» Work to do:
Go through the listing below and gather every line with the word "image".

Figure dataset records:
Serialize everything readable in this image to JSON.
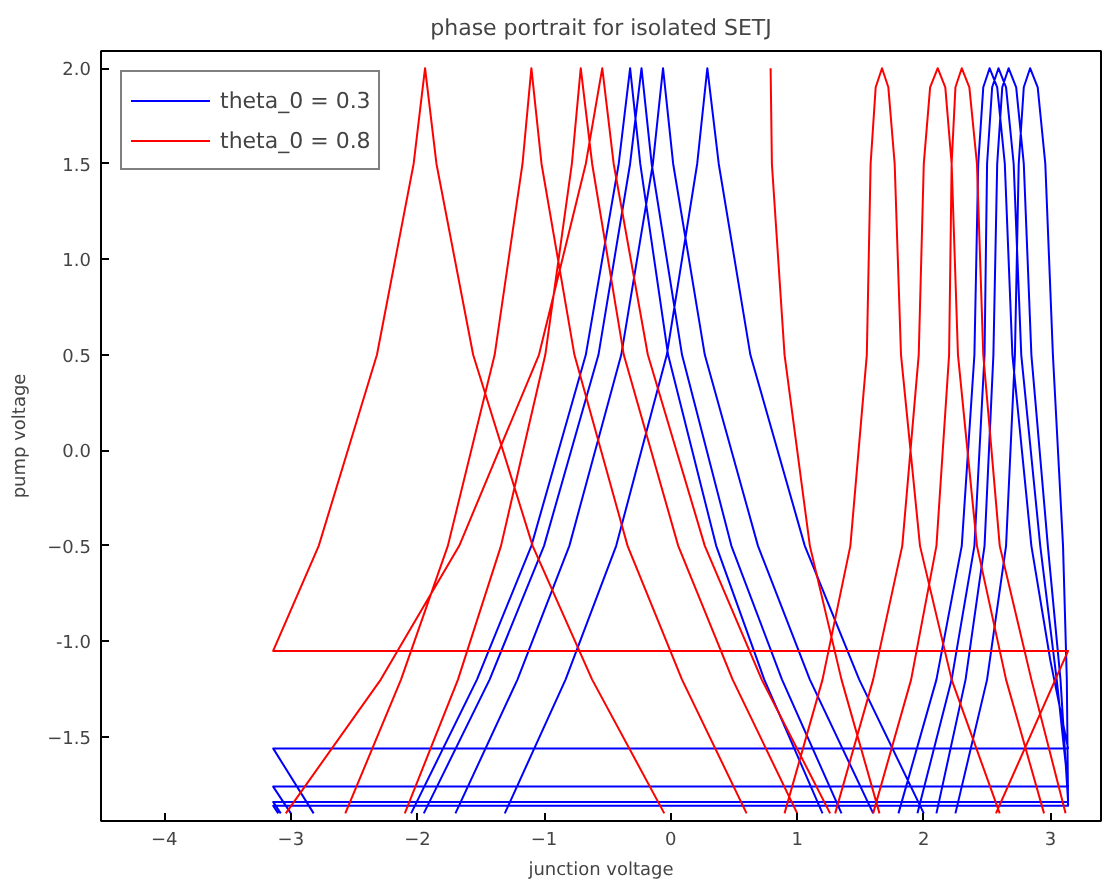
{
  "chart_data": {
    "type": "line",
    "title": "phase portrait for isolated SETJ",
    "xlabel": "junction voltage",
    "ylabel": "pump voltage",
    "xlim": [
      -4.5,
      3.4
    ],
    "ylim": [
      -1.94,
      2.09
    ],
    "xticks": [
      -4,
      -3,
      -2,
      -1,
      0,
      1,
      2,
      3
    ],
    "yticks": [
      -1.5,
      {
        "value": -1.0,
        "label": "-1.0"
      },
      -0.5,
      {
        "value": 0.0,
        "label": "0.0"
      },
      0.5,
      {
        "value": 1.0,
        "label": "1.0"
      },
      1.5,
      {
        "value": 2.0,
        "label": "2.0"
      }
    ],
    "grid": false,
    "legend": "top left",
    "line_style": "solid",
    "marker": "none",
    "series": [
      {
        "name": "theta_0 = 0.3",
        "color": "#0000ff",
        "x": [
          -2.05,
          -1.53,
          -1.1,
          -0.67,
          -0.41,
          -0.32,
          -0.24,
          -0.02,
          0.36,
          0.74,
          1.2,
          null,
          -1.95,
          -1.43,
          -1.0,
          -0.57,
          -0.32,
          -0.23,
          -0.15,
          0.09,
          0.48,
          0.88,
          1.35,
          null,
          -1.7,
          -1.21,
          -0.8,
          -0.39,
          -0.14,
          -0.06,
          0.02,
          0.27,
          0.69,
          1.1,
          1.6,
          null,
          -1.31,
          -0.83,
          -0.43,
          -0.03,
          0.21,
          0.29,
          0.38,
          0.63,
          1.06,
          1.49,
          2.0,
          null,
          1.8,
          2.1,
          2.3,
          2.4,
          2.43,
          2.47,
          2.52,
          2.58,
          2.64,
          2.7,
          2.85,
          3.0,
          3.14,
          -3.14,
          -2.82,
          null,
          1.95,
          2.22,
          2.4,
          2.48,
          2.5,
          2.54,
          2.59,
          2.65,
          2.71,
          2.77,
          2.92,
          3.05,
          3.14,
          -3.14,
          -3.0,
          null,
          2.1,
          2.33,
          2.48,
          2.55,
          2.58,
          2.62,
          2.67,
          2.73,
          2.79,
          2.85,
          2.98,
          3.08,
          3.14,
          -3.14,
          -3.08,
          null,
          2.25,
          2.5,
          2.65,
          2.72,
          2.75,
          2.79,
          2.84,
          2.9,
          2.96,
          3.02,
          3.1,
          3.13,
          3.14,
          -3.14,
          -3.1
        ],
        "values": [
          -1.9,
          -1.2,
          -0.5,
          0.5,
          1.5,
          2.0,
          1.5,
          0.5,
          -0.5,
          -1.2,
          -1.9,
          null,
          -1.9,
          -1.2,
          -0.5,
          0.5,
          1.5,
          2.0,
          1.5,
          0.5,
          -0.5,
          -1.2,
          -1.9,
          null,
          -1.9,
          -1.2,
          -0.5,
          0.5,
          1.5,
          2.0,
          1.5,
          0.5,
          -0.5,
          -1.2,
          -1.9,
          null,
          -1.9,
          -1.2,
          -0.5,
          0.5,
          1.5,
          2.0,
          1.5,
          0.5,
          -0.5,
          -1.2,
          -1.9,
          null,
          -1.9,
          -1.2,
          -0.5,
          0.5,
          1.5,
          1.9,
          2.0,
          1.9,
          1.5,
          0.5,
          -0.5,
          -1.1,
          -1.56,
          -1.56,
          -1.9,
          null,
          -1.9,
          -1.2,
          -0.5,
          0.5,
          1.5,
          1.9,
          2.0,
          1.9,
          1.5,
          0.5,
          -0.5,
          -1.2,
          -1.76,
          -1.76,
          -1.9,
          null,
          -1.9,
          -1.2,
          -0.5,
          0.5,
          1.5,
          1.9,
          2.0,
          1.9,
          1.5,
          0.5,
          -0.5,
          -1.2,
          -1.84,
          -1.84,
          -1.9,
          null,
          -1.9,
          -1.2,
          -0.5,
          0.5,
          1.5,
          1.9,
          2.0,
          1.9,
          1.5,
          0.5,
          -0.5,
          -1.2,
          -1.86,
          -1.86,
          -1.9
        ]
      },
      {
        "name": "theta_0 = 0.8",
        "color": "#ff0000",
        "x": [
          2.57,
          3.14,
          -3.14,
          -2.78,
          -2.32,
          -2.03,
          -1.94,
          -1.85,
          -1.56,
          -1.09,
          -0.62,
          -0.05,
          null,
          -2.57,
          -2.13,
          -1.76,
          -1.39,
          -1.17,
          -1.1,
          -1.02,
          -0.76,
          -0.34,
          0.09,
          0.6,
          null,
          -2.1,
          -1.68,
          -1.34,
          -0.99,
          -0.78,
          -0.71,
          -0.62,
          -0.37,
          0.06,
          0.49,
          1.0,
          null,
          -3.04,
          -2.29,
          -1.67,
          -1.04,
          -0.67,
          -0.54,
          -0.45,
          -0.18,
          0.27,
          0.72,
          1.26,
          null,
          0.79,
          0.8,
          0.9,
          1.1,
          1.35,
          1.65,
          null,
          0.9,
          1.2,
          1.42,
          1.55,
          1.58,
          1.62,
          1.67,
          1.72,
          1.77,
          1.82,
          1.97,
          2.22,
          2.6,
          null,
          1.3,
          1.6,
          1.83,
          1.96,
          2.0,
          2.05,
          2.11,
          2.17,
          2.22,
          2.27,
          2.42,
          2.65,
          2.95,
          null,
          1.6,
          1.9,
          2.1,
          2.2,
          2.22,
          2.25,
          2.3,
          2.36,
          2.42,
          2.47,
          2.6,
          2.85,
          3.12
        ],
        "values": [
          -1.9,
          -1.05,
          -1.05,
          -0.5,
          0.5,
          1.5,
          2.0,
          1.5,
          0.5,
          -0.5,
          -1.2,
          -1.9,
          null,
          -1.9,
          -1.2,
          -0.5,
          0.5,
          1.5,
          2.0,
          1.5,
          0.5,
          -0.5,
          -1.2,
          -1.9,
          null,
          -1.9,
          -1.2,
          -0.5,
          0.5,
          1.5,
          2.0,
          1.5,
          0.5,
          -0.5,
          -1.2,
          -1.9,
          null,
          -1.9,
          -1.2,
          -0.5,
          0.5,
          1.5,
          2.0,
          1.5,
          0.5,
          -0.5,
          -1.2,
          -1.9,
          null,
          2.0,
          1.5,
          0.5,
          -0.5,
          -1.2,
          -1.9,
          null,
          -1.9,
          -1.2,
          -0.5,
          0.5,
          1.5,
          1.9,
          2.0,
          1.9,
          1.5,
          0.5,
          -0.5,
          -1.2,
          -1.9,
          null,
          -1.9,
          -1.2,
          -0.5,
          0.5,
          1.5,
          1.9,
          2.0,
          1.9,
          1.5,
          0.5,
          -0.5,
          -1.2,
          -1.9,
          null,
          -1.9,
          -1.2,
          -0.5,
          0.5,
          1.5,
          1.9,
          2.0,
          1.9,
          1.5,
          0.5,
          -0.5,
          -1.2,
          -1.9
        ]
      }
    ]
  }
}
==
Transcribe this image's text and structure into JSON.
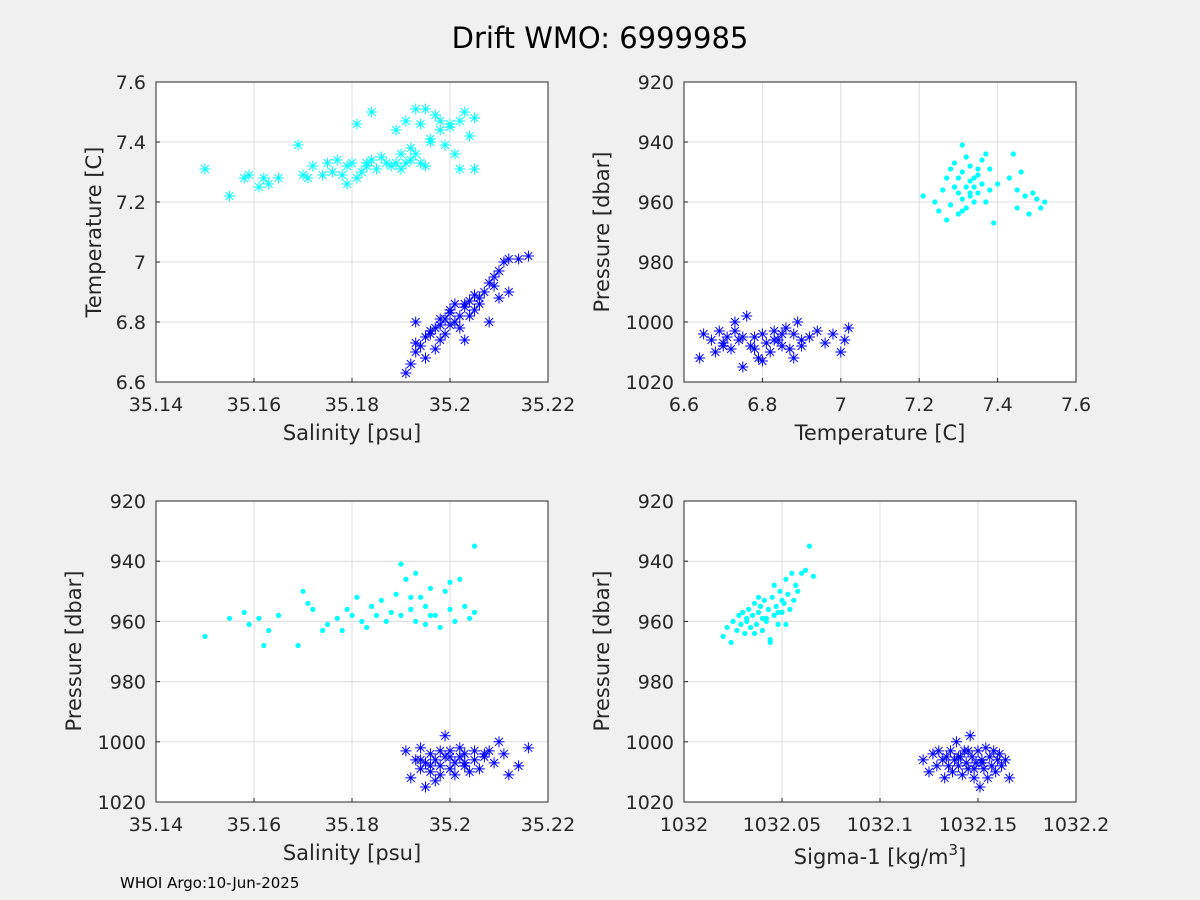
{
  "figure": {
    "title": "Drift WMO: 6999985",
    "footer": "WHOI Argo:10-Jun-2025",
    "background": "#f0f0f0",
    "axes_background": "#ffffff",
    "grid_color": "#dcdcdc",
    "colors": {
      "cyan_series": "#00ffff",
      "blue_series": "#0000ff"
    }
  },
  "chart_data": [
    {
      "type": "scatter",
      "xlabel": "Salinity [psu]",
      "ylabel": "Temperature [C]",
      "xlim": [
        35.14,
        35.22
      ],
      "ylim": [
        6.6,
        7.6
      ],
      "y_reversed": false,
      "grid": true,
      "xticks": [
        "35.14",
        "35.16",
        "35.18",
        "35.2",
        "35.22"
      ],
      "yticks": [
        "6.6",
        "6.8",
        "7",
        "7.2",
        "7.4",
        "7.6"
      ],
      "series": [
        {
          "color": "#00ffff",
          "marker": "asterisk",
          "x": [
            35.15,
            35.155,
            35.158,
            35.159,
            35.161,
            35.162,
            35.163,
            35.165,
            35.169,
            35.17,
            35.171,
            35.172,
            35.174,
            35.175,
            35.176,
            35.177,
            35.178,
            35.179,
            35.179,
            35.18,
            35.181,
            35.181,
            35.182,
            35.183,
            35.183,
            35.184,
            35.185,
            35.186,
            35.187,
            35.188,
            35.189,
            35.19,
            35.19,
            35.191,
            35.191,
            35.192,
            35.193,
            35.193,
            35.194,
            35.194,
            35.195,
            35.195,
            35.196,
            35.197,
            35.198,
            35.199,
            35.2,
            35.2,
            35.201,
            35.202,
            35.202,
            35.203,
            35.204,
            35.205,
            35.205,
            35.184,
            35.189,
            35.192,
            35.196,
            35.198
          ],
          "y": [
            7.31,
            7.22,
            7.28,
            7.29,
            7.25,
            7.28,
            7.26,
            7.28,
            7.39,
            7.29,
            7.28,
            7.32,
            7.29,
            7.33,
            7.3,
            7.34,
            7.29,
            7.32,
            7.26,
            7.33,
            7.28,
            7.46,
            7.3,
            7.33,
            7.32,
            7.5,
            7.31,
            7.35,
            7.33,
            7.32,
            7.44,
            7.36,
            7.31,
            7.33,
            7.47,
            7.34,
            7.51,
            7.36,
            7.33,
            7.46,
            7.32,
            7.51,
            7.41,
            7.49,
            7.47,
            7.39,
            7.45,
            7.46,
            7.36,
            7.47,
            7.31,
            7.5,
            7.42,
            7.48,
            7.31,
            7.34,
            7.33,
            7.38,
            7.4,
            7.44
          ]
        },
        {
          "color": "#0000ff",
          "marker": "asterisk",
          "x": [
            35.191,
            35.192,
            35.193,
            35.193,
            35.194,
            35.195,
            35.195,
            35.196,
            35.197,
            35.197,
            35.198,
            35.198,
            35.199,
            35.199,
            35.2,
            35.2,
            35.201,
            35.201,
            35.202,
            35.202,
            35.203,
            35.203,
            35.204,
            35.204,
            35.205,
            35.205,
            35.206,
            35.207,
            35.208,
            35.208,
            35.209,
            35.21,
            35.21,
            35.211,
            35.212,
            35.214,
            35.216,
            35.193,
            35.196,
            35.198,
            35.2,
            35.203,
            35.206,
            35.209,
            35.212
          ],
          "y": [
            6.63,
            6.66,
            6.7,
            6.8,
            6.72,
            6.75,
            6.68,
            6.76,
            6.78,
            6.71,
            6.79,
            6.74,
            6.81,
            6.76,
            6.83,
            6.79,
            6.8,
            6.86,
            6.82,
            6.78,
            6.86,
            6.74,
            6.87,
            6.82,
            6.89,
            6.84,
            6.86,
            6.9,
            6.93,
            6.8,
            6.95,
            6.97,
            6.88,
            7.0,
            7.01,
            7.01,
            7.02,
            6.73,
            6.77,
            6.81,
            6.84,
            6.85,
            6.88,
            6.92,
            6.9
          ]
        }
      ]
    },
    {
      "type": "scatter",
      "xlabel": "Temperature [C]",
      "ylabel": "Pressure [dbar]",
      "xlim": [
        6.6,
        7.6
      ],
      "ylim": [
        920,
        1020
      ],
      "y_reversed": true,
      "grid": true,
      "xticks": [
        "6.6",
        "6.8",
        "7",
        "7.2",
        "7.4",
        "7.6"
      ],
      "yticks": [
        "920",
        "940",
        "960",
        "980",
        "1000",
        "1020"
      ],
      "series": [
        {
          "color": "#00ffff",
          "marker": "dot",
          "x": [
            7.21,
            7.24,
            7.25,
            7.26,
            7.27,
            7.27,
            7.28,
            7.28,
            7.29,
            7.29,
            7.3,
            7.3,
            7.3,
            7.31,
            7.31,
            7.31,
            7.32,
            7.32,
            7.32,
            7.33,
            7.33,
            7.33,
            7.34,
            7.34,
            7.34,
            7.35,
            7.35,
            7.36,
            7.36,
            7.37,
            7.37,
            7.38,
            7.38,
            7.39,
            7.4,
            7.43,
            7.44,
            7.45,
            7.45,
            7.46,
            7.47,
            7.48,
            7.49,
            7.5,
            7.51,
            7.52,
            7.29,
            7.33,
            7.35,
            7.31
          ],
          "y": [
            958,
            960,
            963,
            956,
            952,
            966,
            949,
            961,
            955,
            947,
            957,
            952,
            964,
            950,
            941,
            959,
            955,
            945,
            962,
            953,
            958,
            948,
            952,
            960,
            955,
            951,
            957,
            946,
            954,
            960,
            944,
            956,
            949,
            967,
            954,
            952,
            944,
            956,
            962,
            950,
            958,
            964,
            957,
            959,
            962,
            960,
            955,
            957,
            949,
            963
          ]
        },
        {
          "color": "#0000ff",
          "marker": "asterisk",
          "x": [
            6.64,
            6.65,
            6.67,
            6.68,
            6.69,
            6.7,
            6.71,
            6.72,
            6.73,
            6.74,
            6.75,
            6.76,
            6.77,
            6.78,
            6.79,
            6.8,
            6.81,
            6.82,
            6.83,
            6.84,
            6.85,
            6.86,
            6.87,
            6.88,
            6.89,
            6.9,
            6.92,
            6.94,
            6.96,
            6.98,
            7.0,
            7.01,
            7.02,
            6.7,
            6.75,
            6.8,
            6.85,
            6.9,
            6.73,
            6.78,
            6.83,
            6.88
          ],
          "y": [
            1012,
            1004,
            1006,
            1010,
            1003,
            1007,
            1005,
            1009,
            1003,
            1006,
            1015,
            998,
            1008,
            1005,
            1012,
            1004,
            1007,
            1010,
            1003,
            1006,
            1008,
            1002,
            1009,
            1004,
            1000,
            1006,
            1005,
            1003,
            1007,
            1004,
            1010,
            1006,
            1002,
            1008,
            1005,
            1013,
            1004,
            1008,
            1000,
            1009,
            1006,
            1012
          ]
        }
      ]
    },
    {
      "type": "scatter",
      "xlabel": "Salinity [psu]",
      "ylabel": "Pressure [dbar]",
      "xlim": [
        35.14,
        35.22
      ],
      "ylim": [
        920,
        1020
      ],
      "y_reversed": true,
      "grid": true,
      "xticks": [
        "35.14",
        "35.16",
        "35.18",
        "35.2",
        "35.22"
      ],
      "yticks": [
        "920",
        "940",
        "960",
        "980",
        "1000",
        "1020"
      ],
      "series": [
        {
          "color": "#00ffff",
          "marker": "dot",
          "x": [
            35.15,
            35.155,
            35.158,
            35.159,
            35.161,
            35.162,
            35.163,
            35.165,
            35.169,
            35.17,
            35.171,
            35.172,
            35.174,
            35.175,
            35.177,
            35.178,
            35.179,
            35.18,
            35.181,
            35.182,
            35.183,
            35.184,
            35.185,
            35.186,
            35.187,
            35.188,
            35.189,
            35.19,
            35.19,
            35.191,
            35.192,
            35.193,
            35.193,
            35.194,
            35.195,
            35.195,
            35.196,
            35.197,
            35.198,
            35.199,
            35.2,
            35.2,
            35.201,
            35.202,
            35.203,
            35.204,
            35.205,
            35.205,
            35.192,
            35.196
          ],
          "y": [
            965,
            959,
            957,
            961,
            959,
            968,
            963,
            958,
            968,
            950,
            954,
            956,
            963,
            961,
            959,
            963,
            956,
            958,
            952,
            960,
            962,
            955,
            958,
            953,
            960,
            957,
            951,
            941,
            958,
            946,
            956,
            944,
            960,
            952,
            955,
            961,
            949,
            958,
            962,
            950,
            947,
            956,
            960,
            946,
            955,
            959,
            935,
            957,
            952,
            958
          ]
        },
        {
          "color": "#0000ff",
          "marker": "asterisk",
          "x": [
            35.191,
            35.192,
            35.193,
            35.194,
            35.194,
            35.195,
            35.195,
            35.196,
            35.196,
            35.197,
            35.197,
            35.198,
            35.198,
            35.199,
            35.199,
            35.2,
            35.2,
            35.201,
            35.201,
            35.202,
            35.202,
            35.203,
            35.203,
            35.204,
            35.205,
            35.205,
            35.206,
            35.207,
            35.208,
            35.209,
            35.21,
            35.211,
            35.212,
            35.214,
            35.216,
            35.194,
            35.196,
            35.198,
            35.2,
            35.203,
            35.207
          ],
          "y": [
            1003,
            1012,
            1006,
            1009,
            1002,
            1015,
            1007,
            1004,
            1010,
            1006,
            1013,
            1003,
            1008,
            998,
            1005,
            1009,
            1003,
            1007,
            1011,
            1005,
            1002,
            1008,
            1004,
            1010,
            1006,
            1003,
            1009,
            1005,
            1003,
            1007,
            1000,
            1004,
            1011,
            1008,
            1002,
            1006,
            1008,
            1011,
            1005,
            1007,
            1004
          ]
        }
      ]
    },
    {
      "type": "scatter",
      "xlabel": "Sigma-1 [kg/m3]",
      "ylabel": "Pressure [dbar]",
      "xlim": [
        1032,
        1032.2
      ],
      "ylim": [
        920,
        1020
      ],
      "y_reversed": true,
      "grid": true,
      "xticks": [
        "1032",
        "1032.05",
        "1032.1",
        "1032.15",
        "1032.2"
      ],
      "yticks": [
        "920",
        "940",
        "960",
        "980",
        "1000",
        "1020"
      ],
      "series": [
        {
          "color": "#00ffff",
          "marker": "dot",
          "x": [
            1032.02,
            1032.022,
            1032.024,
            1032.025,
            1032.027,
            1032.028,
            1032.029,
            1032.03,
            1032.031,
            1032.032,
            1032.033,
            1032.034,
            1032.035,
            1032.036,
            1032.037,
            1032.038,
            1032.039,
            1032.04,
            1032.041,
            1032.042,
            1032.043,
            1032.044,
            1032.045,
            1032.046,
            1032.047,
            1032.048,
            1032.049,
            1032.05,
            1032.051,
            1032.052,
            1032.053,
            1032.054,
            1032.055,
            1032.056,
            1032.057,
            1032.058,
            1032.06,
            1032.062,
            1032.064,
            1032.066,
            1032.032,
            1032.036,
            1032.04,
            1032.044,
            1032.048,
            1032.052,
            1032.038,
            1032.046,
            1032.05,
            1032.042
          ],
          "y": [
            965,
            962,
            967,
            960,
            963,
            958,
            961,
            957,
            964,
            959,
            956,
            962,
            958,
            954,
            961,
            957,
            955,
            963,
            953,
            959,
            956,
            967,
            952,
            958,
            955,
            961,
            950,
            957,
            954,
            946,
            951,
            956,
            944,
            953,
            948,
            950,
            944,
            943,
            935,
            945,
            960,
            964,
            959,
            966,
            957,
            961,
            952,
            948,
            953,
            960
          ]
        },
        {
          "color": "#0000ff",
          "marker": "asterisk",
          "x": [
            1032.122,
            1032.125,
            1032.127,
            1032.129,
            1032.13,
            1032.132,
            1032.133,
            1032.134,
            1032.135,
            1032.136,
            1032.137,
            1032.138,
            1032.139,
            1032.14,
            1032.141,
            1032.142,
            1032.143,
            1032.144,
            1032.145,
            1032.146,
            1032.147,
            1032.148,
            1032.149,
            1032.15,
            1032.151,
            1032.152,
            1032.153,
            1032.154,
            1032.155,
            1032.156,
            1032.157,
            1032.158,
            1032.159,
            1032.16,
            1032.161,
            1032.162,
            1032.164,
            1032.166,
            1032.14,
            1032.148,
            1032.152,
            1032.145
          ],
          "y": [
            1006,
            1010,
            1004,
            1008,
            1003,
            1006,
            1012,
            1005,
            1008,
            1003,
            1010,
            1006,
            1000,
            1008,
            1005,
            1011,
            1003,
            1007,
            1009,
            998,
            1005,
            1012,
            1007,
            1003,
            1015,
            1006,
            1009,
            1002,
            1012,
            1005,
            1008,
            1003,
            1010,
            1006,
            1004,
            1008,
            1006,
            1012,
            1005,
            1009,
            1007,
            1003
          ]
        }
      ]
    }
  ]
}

» Full solution:
Serialize everything readable in this image to JSON.
Transcribe this image's text and structure into JSON.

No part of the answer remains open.